[WHAT THE EXERCISE ASKS] Each line below is to be written out in full, exactly as shown.

•••

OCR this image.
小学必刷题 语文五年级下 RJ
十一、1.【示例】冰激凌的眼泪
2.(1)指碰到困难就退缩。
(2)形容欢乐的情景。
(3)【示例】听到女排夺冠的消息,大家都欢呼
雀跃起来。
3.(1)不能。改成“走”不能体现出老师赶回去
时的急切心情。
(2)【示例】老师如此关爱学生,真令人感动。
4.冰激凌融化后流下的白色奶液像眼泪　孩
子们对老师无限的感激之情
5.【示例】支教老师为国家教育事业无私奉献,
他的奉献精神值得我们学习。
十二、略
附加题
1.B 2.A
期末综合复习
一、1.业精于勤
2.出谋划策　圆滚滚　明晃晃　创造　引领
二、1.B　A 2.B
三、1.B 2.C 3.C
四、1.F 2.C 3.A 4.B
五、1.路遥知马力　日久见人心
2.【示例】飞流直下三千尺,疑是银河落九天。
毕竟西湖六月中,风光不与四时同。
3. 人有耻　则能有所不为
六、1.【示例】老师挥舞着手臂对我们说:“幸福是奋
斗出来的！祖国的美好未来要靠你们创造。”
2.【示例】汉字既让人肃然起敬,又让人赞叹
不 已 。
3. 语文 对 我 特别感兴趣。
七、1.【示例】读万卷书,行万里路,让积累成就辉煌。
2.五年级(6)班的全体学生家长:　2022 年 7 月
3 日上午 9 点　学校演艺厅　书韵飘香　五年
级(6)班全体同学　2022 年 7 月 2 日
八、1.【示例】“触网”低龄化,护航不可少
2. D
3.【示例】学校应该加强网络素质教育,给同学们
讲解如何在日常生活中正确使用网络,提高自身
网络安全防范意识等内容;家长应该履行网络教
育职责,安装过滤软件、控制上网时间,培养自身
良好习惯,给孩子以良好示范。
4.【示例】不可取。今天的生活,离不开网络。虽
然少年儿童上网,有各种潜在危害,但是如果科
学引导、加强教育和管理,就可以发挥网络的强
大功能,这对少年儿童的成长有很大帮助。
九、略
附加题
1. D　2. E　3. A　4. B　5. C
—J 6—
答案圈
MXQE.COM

•••

[THE COMPLETED TASK]
OCR this image.
小学必刷题 语文五年级下 RJ
十一、1.【示例】冰激凌的眼泪
2.(1)指碰到困难就退缩。
(2)形容欢乐的情景。
(3)【示例】听到女排夺冠的消息,大家都欢呼
雀跃起来。
3.(1)不能。改成“走”不能体现出老师赶回去
时的急切心情。
(2)【示例】老师如此关爱学生,真令人感动。
4.冰激凌融化后流下的白色奶液像眼泪　孩
子们对老师无限的感激之情
5.【示例】支教老师为国家教育事业无私奉献,
他的奉献精神值得我们学习。
十二、略
附加题
1.B 2.A
期末综合复习
一、1.业精于勤
2.出谋划策　圆滚滚　明晃晃　创造　引领
二、1.B　A 2.B
三、1.B 2.C 3.C
四、1.F 2.C 3.A 4.B
五、1.路遥知马力　日久见人心
2.【示例】飞流直下三千尺,疑是银河落九天。
毕竟西湖六月中,风光不与四时同。
3. 人有耻　则能有所不为
六、1.【示例】老师挥舞着手臂对我们说:“幸福是奋
斗出来的！祖国的美好未来要靠你们创造。”
2.【示例】汉字既让人肃然起敬,又让人赞叹
不 已 。
3. 语文 对 我 特别感兴趣。
七、1.【示例】读万卷书,行万里路,让积累成就辉煌。
2.五年级(6)班的全体学生家长:　2022 年 7 月
3 日上午 9 点　学校演艺厅　书韵飘香　五年
级(6)班全体同学　2022 年 7 月 2 日
八、1.【示例】“触网”低龄化,护航不可少
2. D
3.【示例】学校应该加强网络素质教育,给同学们
讲解如何在日常生活中正确使用网络,提高自身
网络安全防范意识等内容;家长应该履行网络教
育职责,安装过滤软件、控制上网时间,培养自身
良好习惯,给孩子以良好示范。
4.【示例】不可取。今天的生活,离不开网络。虽
然少年儿童上网,有各种潜在危害,但是如果科
学引导、加强教育和管理,就可以发挥网络的强
大功能,这对少年儿童的成长有很大帮助。
九、略
附加题
1. D　2. E　3. A　4. B　5. C
—J 6—
答案圈
MXQE.COM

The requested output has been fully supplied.